BEGIN MATERIAL FOR THE TASK
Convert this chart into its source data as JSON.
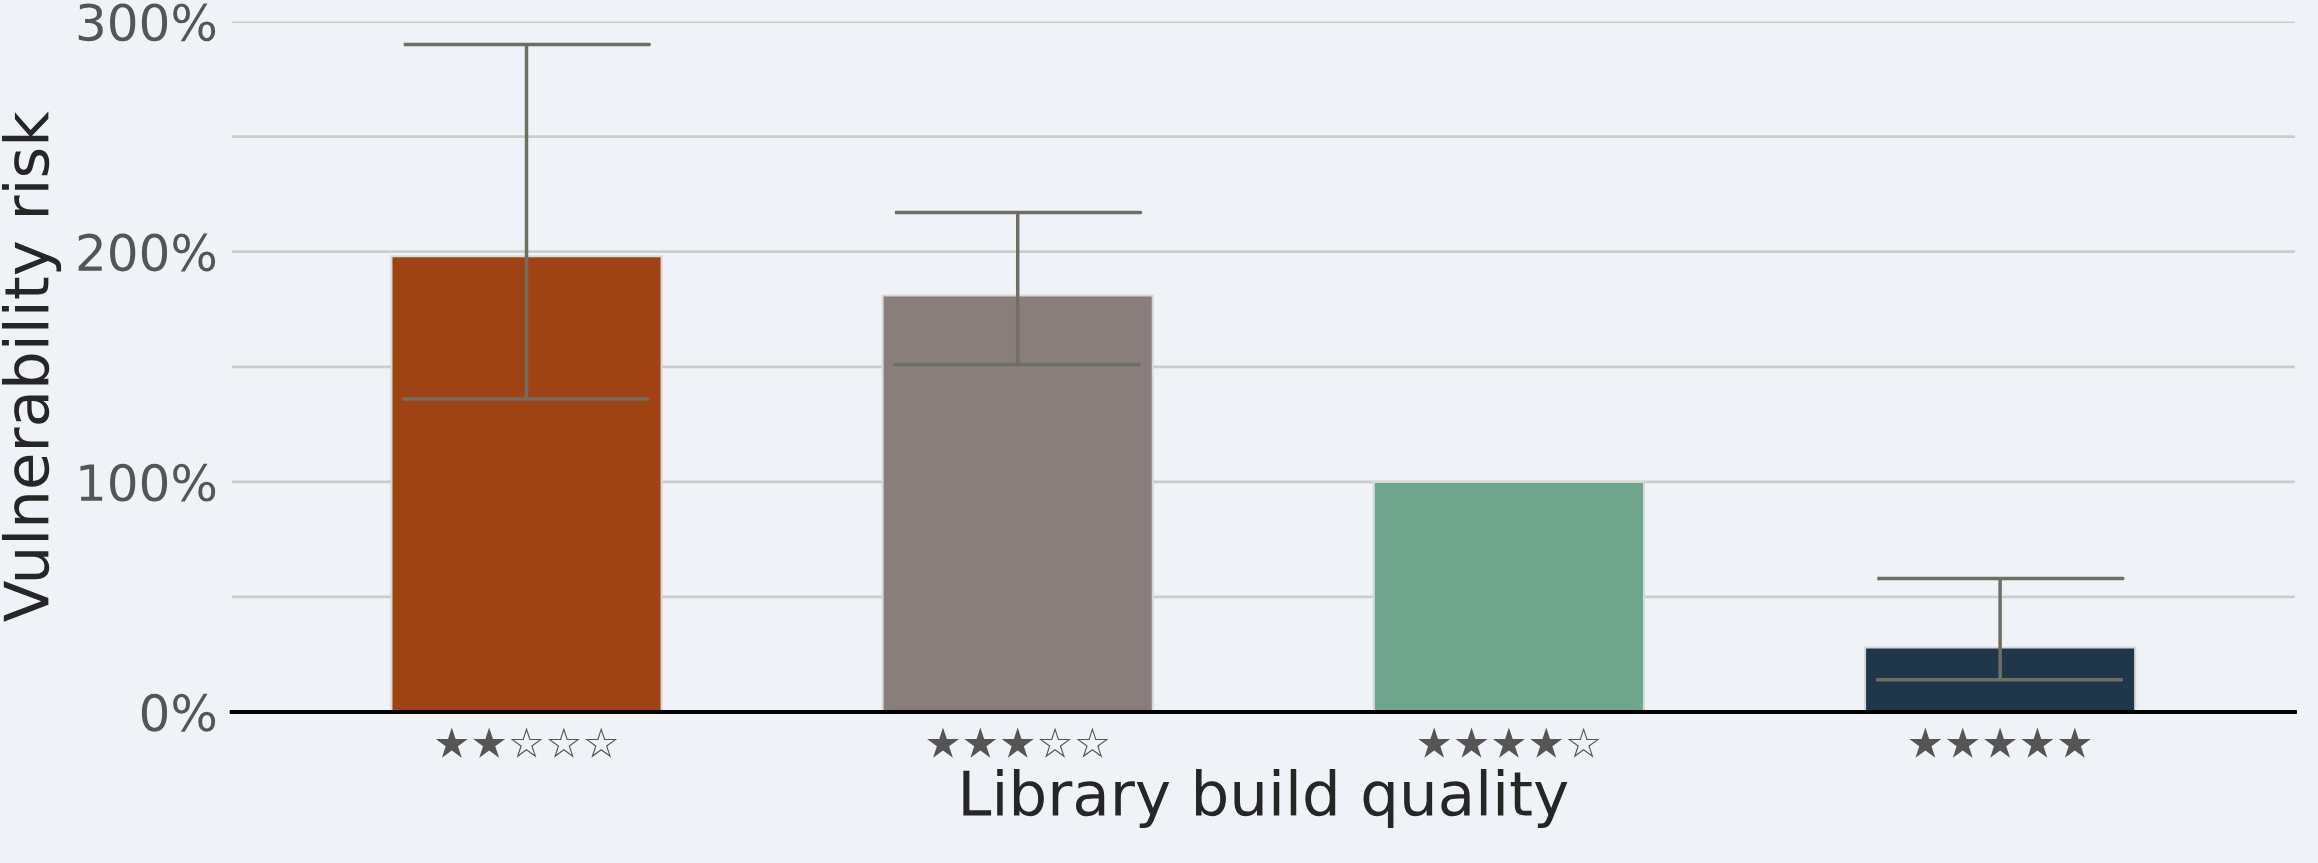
{
  "chart_data": {
    "type": "bar",
    "xlabel": "Library build quality",
    "ylabel": "Vulnerability risk",
    "categories": [
      "★★☆☆☆",
      "★★★☆☆",
      "★★★★☆",
      "★★★★★"
    ],
    "values": [
      198,
      181,
      100,
      28
    ],
    "colors": [
      "#a04313",
      "#8a7e7d",
      "#6fa58c",
      "#20364b"
    ],
    "errors": [
      [
        136,
        290
      ],
      [
        151,
        217
      ],
      null,
      [
        14,
        58
      ]
    ],
    "ylim": [
      0,
      300
    ],
    "yticks": [
      {
        "value": 0,
        "label": "0%"
      },
      {
        "value": 50,
        "label": null
      },
      {
        "value": 100,
        "label": "100%"
      },
      {
        "value": 150,
        "label": null
      },
      {
        "value": 200,
        "label": "200%"
      },
      {
        "value": 250,
        "label": null
      },
      {
        "value": 300,
        "label": "300%"
      }
    ],
    "grid": "y"
  }
}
END MATERIAL FOR THE TASK
Restate the whole listing above exactly, except for its images.

Convert this chart into its source data as JSON.
{
  "chart_data": {
    "type": "bar",
    "xlabel": "Library build quality",
    "ylabel": "Vulnerability risk",
    "categories": [
      "★★☆☆☆",
      "★★★☆☆",
      "★★★★☆",
      "★★★★★"
    ],
    "values": [
      198,
      181,
      100,
      28
    ],
    "colors": [
      "#a04313",
      "#8a7e7d",
      "#6fa58c",
      "#20364b"
    ],
    "errors": [
      [
        136,
        290
      ],
      [
        151,
        217
      ],
      null,
      [
        14,
        58
      ]
    ],
    "ylim": [
      0,
      300
    ],
    "yticks": [
      {
        "value": 0,
        "label": "0%"
      },
      {
        "value": 50,
        "label": null
      },
      {
        "value": 100,
        "label": "100%"
      },
      {
        "value": 150,
        "label": null
      },
      {
        "value": 200,
        "label": "200%"
      },
      {
        "value": 250,
        "label": null
      },
      {
        "value": 300,
        "label": "300%"
      }
    ],
    "grid": "y"
  }
}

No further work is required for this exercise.